Extract each line bearing the word "channel".

DATA LISTING:
--------------------------------------------------

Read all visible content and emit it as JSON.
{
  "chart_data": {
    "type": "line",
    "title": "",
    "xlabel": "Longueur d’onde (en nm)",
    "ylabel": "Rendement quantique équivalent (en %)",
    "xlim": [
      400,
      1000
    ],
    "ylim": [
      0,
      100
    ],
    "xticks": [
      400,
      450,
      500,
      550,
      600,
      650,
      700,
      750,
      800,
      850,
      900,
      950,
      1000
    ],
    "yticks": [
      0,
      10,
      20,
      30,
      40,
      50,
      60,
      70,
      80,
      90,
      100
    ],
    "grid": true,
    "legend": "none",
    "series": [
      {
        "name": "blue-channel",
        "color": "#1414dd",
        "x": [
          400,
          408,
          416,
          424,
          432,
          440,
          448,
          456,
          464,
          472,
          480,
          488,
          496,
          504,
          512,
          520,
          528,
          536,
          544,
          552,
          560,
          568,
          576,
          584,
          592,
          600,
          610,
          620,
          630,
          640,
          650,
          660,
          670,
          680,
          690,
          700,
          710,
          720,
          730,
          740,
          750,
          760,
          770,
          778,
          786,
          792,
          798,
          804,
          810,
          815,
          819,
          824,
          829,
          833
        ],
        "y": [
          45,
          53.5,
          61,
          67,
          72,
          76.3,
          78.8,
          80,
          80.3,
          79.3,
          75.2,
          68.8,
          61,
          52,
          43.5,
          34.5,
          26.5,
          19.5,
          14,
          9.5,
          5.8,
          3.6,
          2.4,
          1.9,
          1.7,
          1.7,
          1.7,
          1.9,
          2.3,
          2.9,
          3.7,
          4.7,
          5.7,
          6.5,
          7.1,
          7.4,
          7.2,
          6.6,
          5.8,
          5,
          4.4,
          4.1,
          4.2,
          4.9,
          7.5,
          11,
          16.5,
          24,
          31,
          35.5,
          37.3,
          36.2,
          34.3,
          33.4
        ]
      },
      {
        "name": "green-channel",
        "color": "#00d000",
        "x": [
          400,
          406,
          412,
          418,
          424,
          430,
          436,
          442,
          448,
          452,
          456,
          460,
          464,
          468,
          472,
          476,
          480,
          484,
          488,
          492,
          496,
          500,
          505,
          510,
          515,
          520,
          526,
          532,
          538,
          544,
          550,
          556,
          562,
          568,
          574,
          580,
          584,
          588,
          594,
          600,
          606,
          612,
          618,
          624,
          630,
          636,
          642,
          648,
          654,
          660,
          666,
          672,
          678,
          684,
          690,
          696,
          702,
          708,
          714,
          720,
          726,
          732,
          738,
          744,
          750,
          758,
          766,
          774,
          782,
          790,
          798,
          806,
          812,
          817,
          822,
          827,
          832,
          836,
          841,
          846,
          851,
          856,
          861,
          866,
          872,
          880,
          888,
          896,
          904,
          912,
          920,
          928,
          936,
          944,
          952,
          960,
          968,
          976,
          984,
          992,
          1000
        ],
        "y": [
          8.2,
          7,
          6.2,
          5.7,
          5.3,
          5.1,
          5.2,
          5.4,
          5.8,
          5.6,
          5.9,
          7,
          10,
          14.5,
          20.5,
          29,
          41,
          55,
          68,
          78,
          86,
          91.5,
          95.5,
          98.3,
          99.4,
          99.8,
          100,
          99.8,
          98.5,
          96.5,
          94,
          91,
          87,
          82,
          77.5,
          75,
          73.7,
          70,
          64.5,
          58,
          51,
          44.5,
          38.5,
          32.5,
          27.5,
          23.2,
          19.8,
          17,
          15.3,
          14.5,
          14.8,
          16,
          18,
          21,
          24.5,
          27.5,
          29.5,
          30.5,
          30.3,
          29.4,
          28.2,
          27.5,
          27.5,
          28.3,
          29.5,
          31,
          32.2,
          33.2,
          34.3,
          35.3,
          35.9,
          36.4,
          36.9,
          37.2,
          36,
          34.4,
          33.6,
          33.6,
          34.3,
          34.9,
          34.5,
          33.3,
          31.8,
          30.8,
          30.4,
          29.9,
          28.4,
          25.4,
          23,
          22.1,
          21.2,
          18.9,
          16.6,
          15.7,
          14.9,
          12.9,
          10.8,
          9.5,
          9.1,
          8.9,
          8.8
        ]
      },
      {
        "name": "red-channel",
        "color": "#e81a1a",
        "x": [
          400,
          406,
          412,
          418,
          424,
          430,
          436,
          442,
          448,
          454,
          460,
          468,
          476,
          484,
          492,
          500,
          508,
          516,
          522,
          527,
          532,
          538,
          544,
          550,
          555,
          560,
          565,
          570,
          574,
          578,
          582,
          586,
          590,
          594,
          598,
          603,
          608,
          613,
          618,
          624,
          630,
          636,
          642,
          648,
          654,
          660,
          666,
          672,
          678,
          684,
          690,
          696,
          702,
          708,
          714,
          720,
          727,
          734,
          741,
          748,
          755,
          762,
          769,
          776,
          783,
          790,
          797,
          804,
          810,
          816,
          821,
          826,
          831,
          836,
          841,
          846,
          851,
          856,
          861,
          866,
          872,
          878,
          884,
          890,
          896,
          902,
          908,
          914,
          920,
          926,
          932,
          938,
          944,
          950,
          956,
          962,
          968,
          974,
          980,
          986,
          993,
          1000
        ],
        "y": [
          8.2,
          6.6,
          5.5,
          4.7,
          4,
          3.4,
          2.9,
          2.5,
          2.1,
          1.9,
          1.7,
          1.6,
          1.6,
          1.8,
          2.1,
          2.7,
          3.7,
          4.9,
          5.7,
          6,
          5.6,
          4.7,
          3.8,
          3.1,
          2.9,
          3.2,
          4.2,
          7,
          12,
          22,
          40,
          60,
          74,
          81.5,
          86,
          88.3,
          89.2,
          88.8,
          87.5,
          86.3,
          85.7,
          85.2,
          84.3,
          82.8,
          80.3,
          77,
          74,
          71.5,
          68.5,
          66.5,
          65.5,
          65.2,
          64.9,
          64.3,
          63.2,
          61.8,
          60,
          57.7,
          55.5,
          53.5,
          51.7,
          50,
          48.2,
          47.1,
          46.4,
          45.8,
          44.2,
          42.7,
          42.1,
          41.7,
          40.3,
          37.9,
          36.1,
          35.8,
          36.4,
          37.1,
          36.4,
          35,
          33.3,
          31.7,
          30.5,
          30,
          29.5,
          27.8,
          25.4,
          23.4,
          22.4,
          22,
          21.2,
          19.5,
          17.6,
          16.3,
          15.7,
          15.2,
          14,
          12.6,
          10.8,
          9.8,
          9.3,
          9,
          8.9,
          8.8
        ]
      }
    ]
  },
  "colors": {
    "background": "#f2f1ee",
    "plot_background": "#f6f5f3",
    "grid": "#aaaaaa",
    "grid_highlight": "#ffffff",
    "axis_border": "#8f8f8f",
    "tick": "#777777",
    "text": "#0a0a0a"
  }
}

--------------------------------------------------

COMPLETED TASK:
        "name": "blue-channel",
        "name": "green-channel",
        "name": "red-channel",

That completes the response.